[Figure record listings]
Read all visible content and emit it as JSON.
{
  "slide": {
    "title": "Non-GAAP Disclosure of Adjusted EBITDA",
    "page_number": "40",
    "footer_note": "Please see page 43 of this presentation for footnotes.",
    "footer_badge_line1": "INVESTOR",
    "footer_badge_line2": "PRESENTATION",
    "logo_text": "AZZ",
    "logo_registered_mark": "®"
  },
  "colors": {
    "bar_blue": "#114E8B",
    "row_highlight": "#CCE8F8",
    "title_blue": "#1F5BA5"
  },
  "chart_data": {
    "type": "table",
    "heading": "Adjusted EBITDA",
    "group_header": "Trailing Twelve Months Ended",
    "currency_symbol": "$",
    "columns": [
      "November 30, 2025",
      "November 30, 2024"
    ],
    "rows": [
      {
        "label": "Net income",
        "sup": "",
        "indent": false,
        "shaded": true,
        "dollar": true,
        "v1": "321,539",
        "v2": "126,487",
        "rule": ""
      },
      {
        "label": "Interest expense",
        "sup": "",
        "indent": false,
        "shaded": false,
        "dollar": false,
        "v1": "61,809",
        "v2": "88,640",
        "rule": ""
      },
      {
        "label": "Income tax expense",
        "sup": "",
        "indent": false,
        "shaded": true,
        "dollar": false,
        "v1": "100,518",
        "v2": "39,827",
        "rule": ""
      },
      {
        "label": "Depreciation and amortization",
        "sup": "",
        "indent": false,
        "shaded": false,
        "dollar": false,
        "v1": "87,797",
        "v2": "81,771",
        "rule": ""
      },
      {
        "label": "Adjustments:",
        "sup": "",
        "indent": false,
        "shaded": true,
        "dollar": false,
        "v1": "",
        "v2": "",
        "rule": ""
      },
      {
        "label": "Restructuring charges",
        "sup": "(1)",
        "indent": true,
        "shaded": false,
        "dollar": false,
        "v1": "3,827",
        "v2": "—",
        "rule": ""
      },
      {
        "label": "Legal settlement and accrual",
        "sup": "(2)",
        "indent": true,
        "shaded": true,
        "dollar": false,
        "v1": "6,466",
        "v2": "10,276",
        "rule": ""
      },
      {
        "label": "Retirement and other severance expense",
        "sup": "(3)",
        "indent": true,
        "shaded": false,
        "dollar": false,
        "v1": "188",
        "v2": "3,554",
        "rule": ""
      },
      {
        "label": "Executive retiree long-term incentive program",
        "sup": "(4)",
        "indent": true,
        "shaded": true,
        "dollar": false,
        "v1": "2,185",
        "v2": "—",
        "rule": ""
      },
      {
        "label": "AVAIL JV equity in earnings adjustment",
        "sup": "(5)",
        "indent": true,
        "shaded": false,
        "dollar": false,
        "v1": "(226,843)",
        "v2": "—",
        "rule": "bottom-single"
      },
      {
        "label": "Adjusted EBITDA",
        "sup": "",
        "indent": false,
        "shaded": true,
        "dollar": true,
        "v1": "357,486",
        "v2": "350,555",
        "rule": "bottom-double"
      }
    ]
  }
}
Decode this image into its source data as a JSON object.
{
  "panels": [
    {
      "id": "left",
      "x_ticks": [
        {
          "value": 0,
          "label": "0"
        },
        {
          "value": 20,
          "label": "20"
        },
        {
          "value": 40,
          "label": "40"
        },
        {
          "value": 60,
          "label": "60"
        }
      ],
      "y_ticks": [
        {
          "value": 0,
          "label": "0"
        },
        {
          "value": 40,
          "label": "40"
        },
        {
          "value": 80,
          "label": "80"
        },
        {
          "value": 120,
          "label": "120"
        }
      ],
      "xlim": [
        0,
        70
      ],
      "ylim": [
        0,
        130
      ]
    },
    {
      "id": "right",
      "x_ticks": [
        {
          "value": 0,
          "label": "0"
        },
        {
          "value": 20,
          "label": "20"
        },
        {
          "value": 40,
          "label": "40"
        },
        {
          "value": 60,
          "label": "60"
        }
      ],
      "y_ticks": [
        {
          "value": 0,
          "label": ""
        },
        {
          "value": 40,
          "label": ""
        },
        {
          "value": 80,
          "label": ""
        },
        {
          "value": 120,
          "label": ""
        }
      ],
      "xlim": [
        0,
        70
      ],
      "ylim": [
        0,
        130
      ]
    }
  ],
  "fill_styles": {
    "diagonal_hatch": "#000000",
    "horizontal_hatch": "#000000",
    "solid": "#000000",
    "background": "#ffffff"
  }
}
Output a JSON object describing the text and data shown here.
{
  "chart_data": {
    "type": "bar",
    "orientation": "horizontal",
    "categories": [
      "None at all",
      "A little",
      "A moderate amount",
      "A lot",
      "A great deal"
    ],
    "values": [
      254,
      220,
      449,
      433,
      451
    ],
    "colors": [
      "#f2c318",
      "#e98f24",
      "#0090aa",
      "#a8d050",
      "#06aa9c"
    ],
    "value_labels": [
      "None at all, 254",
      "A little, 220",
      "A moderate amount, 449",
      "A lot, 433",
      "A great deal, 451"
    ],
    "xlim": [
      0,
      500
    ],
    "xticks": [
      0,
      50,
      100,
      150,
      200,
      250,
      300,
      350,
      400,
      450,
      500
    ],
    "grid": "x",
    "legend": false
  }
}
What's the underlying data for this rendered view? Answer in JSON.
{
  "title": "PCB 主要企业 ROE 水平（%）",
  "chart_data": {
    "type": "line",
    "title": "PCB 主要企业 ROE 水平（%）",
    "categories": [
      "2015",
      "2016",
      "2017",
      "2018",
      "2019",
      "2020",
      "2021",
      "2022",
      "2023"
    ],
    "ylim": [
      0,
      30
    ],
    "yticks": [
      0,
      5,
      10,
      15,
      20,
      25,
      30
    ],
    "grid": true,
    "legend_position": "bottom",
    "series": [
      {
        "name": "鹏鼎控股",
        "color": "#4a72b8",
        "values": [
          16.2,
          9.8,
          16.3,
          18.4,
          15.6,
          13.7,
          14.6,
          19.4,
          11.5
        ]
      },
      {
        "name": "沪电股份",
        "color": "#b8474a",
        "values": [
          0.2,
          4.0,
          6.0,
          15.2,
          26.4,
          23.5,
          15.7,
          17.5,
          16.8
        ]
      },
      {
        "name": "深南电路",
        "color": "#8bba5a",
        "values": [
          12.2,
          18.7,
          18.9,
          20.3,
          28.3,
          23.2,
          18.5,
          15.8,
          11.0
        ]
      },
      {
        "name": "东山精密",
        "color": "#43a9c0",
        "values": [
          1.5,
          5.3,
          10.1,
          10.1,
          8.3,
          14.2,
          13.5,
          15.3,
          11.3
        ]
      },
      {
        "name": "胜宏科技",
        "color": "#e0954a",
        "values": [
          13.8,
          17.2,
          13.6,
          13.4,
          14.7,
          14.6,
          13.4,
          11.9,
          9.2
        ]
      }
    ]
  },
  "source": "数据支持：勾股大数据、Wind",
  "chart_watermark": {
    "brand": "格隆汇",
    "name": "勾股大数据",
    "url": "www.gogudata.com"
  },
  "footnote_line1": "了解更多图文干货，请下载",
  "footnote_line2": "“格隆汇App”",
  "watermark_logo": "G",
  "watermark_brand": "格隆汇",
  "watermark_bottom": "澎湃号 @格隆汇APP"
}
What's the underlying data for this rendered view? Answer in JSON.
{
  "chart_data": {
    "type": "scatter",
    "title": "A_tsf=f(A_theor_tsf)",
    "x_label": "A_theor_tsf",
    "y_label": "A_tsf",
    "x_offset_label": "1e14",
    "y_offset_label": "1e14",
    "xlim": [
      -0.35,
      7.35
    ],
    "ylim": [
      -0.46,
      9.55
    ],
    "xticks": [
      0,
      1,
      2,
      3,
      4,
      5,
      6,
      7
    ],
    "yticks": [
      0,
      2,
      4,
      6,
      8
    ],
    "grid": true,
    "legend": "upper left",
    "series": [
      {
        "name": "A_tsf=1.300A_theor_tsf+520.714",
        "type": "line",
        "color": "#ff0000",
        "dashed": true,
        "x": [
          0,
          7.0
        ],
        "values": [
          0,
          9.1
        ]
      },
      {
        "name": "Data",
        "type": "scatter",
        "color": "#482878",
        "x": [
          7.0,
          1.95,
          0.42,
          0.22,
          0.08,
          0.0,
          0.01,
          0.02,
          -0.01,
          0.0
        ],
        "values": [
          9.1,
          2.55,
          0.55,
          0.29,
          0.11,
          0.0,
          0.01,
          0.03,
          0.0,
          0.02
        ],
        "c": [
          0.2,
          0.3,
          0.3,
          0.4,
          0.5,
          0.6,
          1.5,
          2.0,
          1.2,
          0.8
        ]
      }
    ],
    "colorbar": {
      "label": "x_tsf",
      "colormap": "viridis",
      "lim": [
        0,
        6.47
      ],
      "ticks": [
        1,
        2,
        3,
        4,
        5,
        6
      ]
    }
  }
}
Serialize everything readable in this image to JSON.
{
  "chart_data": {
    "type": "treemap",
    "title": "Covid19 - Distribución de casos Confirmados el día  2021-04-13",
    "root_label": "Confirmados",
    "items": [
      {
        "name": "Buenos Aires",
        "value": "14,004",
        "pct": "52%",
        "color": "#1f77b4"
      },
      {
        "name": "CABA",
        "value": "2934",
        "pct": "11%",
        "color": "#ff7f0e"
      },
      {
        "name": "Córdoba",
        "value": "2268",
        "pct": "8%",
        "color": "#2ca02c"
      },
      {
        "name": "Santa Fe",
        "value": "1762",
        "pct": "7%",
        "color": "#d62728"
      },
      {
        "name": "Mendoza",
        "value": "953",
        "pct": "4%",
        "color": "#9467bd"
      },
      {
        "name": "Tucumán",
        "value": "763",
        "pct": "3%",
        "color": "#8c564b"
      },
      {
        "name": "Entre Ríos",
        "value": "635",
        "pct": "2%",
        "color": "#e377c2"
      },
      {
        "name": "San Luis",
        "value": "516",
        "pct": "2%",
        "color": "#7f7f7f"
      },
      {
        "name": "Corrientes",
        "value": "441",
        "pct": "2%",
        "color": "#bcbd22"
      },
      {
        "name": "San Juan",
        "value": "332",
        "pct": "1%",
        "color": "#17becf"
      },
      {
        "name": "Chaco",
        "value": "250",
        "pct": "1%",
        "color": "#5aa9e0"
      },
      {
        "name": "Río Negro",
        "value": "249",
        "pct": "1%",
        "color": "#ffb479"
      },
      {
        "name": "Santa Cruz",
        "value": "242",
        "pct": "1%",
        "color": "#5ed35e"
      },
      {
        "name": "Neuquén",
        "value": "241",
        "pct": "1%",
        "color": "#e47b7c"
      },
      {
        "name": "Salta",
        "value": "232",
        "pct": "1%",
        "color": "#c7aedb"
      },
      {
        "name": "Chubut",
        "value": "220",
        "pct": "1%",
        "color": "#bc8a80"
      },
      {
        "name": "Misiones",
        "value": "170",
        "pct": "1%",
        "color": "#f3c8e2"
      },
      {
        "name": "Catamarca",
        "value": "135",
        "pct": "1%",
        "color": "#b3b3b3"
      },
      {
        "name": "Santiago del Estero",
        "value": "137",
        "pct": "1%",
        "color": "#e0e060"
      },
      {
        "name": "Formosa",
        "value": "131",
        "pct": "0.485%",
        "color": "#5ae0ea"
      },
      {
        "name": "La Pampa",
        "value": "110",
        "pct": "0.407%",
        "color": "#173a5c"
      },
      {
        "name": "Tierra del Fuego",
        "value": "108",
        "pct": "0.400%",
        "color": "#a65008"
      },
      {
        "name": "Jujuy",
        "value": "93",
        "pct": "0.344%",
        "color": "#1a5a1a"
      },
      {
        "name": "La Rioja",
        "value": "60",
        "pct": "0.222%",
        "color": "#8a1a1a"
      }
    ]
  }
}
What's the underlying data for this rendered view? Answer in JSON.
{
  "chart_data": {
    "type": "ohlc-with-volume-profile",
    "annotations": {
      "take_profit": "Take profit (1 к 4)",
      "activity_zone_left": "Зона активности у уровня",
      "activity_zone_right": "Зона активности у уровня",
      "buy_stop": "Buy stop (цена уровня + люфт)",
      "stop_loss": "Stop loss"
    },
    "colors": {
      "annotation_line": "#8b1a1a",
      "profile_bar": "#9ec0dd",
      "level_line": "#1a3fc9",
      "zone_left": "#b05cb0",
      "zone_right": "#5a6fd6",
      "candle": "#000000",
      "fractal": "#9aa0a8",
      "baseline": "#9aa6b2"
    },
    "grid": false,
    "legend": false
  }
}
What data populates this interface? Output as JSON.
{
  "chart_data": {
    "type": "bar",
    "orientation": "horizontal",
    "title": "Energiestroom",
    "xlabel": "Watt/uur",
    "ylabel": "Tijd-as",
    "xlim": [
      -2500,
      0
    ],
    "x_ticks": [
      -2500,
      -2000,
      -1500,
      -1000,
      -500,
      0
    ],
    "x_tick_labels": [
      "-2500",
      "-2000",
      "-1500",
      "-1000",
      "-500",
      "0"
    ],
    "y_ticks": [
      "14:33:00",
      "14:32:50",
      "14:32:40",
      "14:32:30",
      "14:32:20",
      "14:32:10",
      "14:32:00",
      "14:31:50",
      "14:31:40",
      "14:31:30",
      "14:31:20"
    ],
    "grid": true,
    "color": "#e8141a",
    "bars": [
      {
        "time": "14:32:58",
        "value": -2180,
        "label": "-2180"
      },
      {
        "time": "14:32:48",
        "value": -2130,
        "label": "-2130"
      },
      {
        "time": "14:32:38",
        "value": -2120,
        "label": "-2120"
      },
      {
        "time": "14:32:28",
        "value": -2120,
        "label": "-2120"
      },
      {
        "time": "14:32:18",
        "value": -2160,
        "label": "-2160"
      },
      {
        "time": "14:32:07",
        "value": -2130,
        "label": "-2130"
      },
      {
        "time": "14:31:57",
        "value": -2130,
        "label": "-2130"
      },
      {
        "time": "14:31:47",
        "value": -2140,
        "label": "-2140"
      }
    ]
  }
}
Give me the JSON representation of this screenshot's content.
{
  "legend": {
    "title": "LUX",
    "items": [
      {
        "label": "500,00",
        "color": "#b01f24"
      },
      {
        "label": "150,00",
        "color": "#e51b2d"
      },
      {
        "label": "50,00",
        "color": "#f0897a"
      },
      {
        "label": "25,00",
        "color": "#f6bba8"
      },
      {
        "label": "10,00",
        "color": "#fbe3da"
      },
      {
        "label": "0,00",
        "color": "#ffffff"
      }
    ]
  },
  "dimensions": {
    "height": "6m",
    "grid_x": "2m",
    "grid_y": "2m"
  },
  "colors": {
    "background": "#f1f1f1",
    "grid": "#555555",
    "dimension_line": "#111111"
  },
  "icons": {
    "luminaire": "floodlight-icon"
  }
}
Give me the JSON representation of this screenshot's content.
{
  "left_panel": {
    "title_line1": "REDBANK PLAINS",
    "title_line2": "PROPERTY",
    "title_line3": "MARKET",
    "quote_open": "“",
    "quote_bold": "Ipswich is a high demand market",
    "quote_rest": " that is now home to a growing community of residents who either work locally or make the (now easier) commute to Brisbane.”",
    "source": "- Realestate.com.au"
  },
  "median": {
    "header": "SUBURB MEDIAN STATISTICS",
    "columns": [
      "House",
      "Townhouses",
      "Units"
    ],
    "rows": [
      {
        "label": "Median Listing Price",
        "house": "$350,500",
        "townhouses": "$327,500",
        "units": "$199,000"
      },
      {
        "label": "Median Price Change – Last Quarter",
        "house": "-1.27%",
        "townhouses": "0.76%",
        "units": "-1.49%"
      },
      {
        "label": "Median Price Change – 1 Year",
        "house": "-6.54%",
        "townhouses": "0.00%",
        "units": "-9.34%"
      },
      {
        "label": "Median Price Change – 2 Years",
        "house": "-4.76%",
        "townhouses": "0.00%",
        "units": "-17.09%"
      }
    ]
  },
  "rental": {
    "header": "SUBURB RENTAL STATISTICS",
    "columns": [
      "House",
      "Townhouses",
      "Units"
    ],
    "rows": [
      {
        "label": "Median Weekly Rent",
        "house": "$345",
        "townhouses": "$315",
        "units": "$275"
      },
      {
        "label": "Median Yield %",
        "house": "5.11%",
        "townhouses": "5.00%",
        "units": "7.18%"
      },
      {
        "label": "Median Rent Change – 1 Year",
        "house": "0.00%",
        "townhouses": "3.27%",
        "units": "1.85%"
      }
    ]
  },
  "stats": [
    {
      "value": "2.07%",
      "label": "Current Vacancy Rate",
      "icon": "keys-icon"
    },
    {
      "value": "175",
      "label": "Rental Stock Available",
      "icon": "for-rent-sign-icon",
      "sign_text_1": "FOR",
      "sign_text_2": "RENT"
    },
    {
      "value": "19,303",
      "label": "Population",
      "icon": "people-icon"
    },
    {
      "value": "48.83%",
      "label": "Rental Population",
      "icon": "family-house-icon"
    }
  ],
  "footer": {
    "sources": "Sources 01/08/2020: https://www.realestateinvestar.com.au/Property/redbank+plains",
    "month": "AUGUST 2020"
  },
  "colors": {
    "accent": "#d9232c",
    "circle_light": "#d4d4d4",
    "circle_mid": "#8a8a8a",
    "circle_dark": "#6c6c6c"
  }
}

YOUR INSTRUCTIONS.
Where a line of the data holds "background", show that line.

RESPONSE TO THE TASK.
    "background": "#ffffff"
    "background": "#f1f1f1",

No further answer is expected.